• **Extract provided**
##########
But the plan is not just about money - it is about devolving decision-making, on things like health and transport, from Whitehall to closer to where the cash is spent, under the leadership of an elected mayor.

And it is Labour council leaders who are working with the chancellor to deliver this vision - and a Labour politician, former transport secretary Lord Adonis, who has been given the task of overseeing the infrastructure projects that will be crucial to its success.

Indeed, some of the most sceptical noises about the Northern Powerhouse have come from Conservatives, wary of extra layers of government that will potentially be dominated by their political opponents.

"When new models of local government are seen to be imposed on areas, even if more carrot than stick is used, there the danger lurks," Will Wragg, the new Conservative MP for Hazel Grove, in Greater Manchester, told MPs.

Vanity project

Veteran backbencher Graham Brady, who used to be the only Conservative MP in Greater Manchester, says: "I think at the moment we simply have to wait and see.

"We have to hope, of course, that we end up with a mayor in Greater Manchester who is a sensible, moderate individual who will try and bring the city together rather than being divisive. If that happens then it could be a real step forward and I live in hope.

"But I would have liked to have seen some safeguards that sadly aren't there."

Another Northern Conservative MP was far more critical, telling me, on condition of anonymity, that the Northern Powerhouse was a vanity project and a piece of rhetoric.

As such, they said, it might as well be the hot air that drives the pistons in Manchester's museums.

Former Deputy Prime Minister Lord Heseltine - who led government efforts to regenerate Liverpool in the wake of the Toxteth riots in the 1980s and now advises the government on devolution - admits the party has got some persuading to do.

"When I was first involved in active politics, we ran all those cities," he says.

"There's no doubt the Conservative Party has not found it easy to articulate its philosophy and its policies. I was often asked when I was in Liverpool why do you bother, there are no votes for us there.

"First of all it was right to bother. And secondly, if you are seen to be bothering in areas which are not traditionally your heartlands, it influences the judgment of people on a much wider constituency basis, often way away from the actually affected areas."

'Nose for power'

It is difficult to gauge how much impact the Northern Powerhouse actually had at the ballot box in May - a poll by Comres, for the BBC, found two thirds of voters in the North of England had never heard of it.

But its hard hat-wearing architect, George Osborne, now has his eyes on a different election - the one to choose a successor to David Cameron, which is set to happen before 2020. Could he do it?

"There will be a leadership campaign. I don't know who's going to enter and I don't certainly know who's going to win," says Lord Heseltine.

"But I know one thing about the Conservative Party. It is the most successful political force in the history of democracy. It has held power longer than any other equivalent anywhere in the world.

"They have a nose for power and winning it. I doubt if it will desert them."
##########
(Records from a dataset)
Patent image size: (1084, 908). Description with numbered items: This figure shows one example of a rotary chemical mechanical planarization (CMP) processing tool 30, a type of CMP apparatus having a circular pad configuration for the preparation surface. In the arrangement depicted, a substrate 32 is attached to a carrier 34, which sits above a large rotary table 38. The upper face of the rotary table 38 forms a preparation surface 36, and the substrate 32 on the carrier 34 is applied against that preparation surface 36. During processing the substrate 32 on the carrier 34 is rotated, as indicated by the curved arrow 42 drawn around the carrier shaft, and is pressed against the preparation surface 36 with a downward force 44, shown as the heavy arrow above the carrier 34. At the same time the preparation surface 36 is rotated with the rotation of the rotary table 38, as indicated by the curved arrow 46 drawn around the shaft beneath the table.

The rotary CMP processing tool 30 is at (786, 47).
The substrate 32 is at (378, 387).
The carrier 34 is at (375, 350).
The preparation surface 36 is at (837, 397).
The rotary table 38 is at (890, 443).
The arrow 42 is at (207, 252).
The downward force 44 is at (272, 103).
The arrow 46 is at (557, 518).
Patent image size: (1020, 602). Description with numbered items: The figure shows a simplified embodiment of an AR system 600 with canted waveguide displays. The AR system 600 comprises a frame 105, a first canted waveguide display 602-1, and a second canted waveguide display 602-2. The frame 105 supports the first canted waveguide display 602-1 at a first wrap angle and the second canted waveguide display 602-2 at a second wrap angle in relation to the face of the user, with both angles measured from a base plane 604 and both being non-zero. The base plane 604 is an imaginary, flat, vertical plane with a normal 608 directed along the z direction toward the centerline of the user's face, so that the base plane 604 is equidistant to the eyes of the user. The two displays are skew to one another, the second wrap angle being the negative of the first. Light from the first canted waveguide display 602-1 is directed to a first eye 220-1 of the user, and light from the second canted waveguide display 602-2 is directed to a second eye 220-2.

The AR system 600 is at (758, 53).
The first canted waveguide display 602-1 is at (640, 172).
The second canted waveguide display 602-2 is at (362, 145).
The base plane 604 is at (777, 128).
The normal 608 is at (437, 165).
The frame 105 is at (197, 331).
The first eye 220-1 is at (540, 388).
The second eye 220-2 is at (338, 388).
##########
• **Actions to take**
#1 In the Northern Powerhouse extract, what share of voters in the North of England had never heard of the Northern Powerhouse, according to the Comres poll for the BBC?
#2 Transcribe the stretch of the Northern Powerhouse extract from "But its hard" through "says Lord Heseltine.".

• **Results**
#1 Two thirds of them.

#2
But its hard hat-wearing architect, George Osborne, now has his eyes on a different election - the one to choose a successor to David Cameron, which is set to happen before 2020. Could he do it?

"There will be a leadership campaign. I don't know who's going to enter and I don't certainly know who's going to win," says Lord Heseltine.